Collected data

☆ ☆ ☆

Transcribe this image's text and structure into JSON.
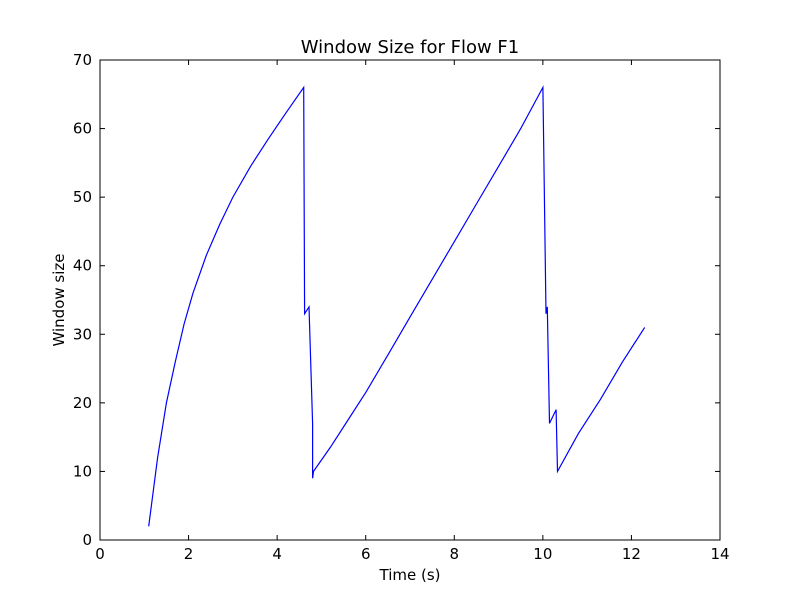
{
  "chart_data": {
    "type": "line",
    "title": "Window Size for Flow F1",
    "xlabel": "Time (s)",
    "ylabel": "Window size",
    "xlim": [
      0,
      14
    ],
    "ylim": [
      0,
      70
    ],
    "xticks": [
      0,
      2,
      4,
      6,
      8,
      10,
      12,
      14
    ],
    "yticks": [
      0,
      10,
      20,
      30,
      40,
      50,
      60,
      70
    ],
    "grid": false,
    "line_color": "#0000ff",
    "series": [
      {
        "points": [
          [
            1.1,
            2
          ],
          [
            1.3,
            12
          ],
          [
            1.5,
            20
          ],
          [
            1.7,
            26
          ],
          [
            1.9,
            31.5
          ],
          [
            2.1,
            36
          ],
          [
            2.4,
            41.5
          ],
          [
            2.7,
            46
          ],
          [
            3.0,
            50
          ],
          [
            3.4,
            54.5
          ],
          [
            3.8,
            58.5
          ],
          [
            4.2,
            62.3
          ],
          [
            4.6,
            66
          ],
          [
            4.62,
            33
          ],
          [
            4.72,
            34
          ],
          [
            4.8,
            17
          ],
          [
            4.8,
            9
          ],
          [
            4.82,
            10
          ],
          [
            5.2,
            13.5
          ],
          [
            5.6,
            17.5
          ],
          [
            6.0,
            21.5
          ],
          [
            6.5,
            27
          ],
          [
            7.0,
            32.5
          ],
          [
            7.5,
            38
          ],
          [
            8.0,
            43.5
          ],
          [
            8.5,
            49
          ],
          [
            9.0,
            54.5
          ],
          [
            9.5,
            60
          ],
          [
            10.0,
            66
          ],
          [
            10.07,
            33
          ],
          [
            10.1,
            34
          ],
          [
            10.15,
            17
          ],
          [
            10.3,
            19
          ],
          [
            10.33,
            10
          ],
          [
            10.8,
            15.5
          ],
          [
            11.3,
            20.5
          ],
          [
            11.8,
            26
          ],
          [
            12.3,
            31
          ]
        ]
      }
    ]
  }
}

☆ ☆ ☆

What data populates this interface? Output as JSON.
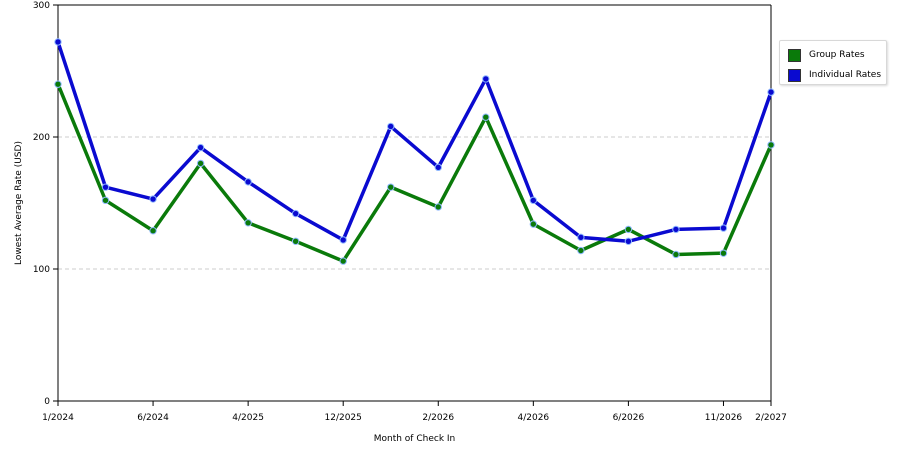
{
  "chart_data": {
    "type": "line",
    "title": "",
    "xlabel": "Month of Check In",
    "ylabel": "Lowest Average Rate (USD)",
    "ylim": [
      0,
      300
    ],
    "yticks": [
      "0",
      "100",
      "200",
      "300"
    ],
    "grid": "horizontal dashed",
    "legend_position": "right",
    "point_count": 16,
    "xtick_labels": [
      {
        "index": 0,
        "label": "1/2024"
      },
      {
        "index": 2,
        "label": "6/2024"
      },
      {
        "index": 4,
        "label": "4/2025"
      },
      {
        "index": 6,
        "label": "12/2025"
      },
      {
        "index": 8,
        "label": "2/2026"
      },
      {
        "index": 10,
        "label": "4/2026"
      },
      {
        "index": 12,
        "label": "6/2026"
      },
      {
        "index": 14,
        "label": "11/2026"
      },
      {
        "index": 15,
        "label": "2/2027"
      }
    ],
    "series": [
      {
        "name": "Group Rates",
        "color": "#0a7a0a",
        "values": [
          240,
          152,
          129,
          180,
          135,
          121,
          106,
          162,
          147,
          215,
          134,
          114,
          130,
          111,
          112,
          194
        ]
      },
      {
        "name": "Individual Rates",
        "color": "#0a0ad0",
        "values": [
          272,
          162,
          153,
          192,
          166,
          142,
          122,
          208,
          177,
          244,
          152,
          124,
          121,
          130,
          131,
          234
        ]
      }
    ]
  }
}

☆ ☆ ☆

Check all the records above and select each line where the string "ylabel" is found.

*TASK SOLUTION*
    "ylabel": "Window size",
    "ylabel": "Lowest Average Rate (USD)",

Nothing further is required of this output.